* WRITTEN INSTRUCTION *
Filter this data down to the lines that hold "JSON", and copy them.

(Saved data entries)
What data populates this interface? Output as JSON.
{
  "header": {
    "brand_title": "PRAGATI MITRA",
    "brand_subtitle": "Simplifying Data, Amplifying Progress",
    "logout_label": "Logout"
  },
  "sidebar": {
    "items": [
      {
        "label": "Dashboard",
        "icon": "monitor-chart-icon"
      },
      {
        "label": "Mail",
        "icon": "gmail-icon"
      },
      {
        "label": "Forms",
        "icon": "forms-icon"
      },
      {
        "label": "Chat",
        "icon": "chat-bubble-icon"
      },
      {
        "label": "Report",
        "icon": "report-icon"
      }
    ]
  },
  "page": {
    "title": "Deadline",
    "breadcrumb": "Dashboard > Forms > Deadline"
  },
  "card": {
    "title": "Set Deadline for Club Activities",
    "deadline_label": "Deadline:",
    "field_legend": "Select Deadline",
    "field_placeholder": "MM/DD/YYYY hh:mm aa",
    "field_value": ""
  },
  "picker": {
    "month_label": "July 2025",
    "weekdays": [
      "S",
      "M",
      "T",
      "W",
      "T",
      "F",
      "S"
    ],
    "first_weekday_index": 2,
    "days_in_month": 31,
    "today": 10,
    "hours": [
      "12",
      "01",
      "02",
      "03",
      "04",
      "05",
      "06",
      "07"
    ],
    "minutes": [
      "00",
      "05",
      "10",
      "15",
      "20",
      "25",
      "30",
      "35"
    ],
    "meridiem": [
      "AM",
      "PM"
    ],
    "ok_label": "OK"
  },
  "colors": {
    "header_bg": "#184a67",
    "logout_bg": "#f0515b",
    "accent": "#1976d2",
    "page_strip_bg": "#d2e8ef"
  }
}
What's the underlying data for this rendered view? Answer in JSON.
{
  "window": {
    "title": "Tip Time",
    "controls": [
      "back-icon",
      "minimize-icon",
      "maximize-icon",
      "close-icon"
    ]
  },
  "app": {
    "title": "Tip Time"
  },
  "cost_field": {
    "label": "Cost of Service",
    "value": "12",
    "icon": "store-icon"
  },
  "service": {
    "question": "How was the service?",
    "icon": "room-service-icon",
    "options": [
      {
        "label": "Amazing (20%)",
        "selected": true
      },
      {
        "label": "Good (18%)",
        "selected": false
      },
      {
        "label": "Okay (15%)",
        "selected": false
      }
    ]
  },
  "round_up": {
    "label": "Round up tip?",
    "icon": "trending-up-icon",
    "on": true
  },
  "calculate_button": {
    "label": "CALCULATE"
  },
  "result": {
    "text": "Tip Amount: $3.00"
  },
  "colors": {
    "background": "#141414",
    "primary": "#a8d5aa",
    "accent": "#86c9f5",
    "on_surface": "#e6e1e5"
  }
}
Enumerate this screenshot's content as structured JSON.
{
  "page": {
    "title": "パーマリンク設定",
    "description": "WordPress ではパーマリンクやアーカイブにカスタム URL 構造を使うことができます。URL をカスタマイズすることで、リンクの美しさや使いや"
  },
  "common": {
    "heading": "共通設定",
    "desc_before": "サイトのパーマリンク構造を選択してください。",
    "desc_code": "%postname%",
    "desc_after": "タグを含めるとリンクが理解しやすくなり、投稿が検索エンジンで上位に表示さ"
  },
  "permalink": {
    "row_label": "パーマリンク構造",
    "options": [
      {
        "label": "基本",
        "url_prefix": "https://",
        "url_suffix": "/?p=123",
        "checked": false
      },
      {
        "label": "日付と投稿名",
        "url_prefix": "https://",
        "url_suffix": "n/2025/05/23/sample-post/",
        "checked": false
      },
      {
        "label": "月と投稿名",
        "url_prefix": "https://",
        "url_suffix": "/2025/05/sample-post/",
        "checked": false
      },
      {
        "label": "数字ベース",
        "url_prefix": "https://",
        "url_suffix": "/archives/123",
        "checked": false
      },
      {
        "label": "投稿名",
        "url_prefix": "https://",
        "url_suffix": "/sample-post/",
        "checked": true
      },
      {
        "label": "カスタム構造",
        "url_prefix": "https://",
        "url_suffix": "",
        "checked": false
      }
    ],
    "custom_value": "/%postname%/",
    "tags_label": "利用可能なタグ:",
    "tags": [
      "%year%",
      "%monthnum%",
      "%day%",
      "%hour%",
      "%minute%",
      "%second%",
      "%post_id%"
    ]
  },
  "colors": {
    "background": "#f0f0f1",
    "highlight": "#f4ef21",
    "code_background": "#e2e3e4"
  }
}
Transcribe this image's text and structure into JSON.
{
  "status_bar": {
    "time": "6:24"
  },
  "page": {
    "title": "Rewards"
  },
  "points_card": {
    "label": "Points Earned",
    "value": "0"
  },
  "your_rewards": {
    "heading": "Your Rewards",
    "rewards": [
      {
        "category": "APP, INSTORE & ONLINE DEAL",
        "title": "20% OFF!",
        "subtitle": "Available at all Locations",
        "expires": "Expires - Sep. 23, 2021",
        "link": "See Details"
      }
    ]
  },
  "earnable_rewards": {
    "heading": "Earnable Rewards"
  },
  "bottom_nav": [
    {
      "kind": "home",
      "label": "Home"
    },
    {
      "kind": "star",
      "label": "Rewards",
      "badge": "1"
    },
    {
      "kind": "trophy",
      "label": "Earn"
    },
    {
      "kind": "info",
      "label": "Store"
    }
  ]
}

* RESPONSE *
What data populates this interface? Output as JSON.
What's the underlying data for this rendered view? Answer in JSON.
Enumerate this screenshot's content as structured JSON.
Transcribe this image's text and structure into JSON.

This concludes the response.